** begin **

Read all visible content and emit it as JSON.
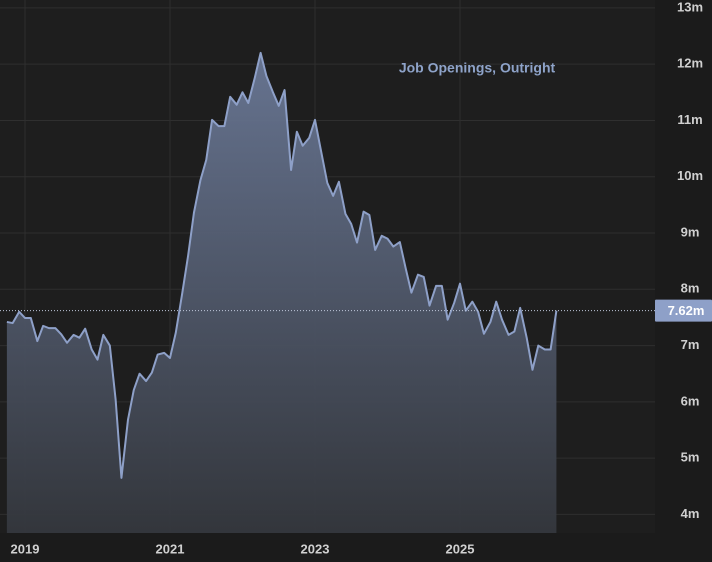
{
  "chart_data": {
    "type": "area",
    "title": "Job Openings, Outright",
    "color": "#8ea0c8",
    "grid": true,
    "x": [
      2018.75,
      2018.83,
      2018.92,
      2019,
      2019.08,
      2019.17,
      2019.25,
      2019.33,
      2019.42,
      2019.5,
      2019.58,
      2019.67,
      2019.75,
      2019.83,
      2019.92,
      2020,
      2020.08,
      2020.17,
      2020.25,
      2020.33,
      2020.42,
      2020.5,
      2020.58,
      2020.67,
      2020.75,
      2020.83,
      2020.92,
      2021,
      2021.08,
      2021.17,
      2021.25,
      2021.33,
      2021.42,
      2021.5,
      2021.58,
      2021.67,
      2021.75,
      2021.83,
      2021.92,
      2022,
      2022.08,
      2022.17,
      2022.25,
      2022.33,
      2022.42,
      2022.5,
      2022.58,
      2022.67,
      2022.75,
      2022.83,
      2022.92,
      2023,
      2023.08,
      2023.17,
      2023.25,
      2023.33,
      2023.42,
      2023.5,
      2023.58,
      2023.67,
      2023.75,
      2023.83,
      2023.92,
      2024,
      2024.08,
      2024.17,
      2024.25,
      2024.33,
      2024.42,
      2024.5,
      2024.58,
      2024.67,
      2024.75,
      2024.83,
      2024.92,
      2025,
      2025.08,
      2025.17,
      2025.25,
      2025.33,
      2025.42,
      2025.5,
      2025.58,
      2025.67,
      2025.75,
      2025.83,
      2025.92,
      2026,
      2026.08,
      2026.17,
      2026.25,
      2026.33
    ],
    "values": [
      7.42,
      7.4,
      7.6,
      7.49,
      7.49,
      7.08,
      7.35,
      7.31,
      7.31,
      7.2,
      7.05,
      7.19,
      7.14,
      7.3,
      6.93,
      6.75,
      7.19,
      7.0,
      6.04,
      4.65,
      5.68,
      6.21,
      6.5,
      6.37,
      6.52,
      6.84,
      6.87,
      6.78,
      7.23,
      7.94,
      8.6,
      9.36,
      9.94,
      10.3,
      11.01,
      10.9,
      10.9,
      11.42,
      11.28,
      11.5,
      11.31,
      11.76,
      12.2,
      11.79,
      11.5,
      11.26,
      11.54,
      10.12,
      10.8,
      10.55,
      10.69,
      11.01,
      10.48,
      9.89,
      9.66,
      9.91,
      9.34,
      9.16,
      8.83,
      9.38,
      9.32,
      8.7,
      8.95,
      8.9,
      8.76,
      8.84,
      8.38,
      7.94,
      8.26,
      8.22,
      7.71,
      8.06,
      8.06,
      7.46,
      7.76,
      8.1,
      7.62,
      7.78,
      7.6,
      7.21,
      7.42,
      7.78,
      7.46,
      7.19,
      7.25,
      7.67,
      7.14,
      6.57,
      7.0,
      6.93,
      6.93,
      7.62
    ],
    "xlim": [
      2018.655,
      2027.69
    ],
    "ylim": [
      3.67,
      13.14
    ],
    "xticks": [
      2019,
      2021,
      2023,
      2025
    ],
    "yticks": [
      {
        "value": 4,
        "label": "4m"
      },
      {
        "value": 5,
        "label": "5m"
      },
      {
        "value": 6,
        "label": "6m"
      },
      {
        "value": 7,
        "label": "7m"
      },
      {
        "value": 8,
        "label": "8m"
      },
      {
        "value": 9,
        "label": "9m"
      },
      {
        "value": 10,
        "label": "10m"
      },
      {
        "value": 11,
        "label": "11m"
      },
      {
        "value": 12,
        "label": "12m"
      },
      {
        "value": 13,
        "label": "13m"
      }
    ],
    "current_label": {
      "value": 7.62,
      "label": "7.62m"
    }
  }
}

** end **

> [Short task] Retype the entries word for word. Omit any images.

> [Written response]
Read all visible content and emit it as JSON.
{
  "chart_data": {
    "type": "area",
    "title": "Job Openings, Outright",
    "color": "#8ea0c8",
    "grid": true,
    "x": [
      2018.75,
      2018.83,
      2018.92,
      2019,
      2019.08,
      2019.17,
      2019.25,
      2019.33,
      2019.42,
      2019.5,
      2019.58,
      2019.67,
      2019.75,
      2019.83,
      2019.92,
      2020,
      2020.08,
      2020.17,
      2020.25,
      2020.33,
      2020.42,
      2020.5,
      2020.58,
      2020.67,
      2020.75,
      2020.83,
      2020.92,
      2021,
      2021.08,
      2021.17,
      2021.25,
      2021.33,
      2021.42,
      2021.5,
      2021.58,
      2021.67,
      2021.75,
      2021.83,
      2021.92,
      2022,
      2022.08,
      2022.17,
      2022.25,
      2022.33,
      2022.42,
      2022.5,
      2022.58,
      2022.67,
      2022.75,
      2022.83,
      2022.92,
      2023,
      2023.08,
      2023.17,
      2023.25,
      2023.33,
      2023.42,
      2023.5,
      2023.58,
      2023.67,
      2023.75,
      2023.83,
      2023.92,
      2024,
      2024.08,
      2024.17,
      2024.25,
      2024.33,
      2024.42,
      2024.5,
      2024.58,
      2024.67,
      2024.75,
      2024.83,
      2024.92,
      2025,
      2025.08,
      2025.17,
      2025.25,
      2025.33,
      2025.42,
      2025.5,
      2025.58,
      2025.67,
      2025.75,
      2025.83,
      2025.92,
      2026,
      2026.08,
      2026.17,
      2026.25,
      2026.33
    ],
    "values": [
      7.42,
      7.4,
      7.6,
      7.49,
      7.49,
      7.08,
      7.35,
      7.31,
      7.31,
      7.2,
      7.05,
      7.19,
      7.14,
      7.3,
      6.93,
      6.75,
      7.19,
      7.0,
      6.04,
      4.65,
      5.68,
      6.21,
      6.5,
      6.37,
      6.52,
      6.84,
      6.87,
      6.78,
      7.23,
      7.94,
      8.6,
      9.36,
      9.94,
      10.3,
      11.01,
      10.9,
      10.9,
      11.42,
      11.28,
      11.5,
      11.31,
      11.76,
      12.2,
      11.79,
      11.5,
      11.26,
      11.54,
      10.12,
      10.8,
      10.55,
      10.69,
      11.01,
      10.48,
      9.89,
      9.66,
      9.91,
      9.34,
      9.16,
      8.83,
      9.38,
      9.32,
      8.7,
      8.95,
      8.9,
      8.76,
      8.84,
      8.38,
      7.94,
      8.26,
      8.22,
      7.71,
      8.06,
      8.06,
      7.46,
      7.76,
      8.1,
      7.62,
      7.78,
      7.6,
      7.21,
      7.42,
      7.78,
      7.46,
      7.19,
      7.25,
      7.67,
      7.14,
      6.57,
      7.0,
      6.93,
      6.93,
      7.62
    ],
    "xlim": [
      2018.655,
      2027.69
    ],
    "ylim": [
      3.67,
      13.14
    ],
    "xticks": [
      2019,
      2021,
      2023,
      2025
    ],
    "yticks": [
      {
        "value": 4,
        "label": "4m"
      },
      {
        "value": 5,
        "label": "5m"
      },
      {
        "value": 6,
        "label": "6m"
      },
      {
        "value": 7,
        "label": "7m"
      },
      {
        "value": 8,
        "label": "8m"
      },
      {
        "value": 9,
        "label": "9m"
      },
      {
        "value": 10,
        "label": "10m"
      },
      {
        "value": 11,
        "label": "11m"
      },
      {
        "value": 12,
        "label": "12m"
      },
      {
        "value": 13,
        "label": "13m"
      }
    ],
    "current_label": {
      "value": 7.62,
      "label": "7.62m"
    }
  }
}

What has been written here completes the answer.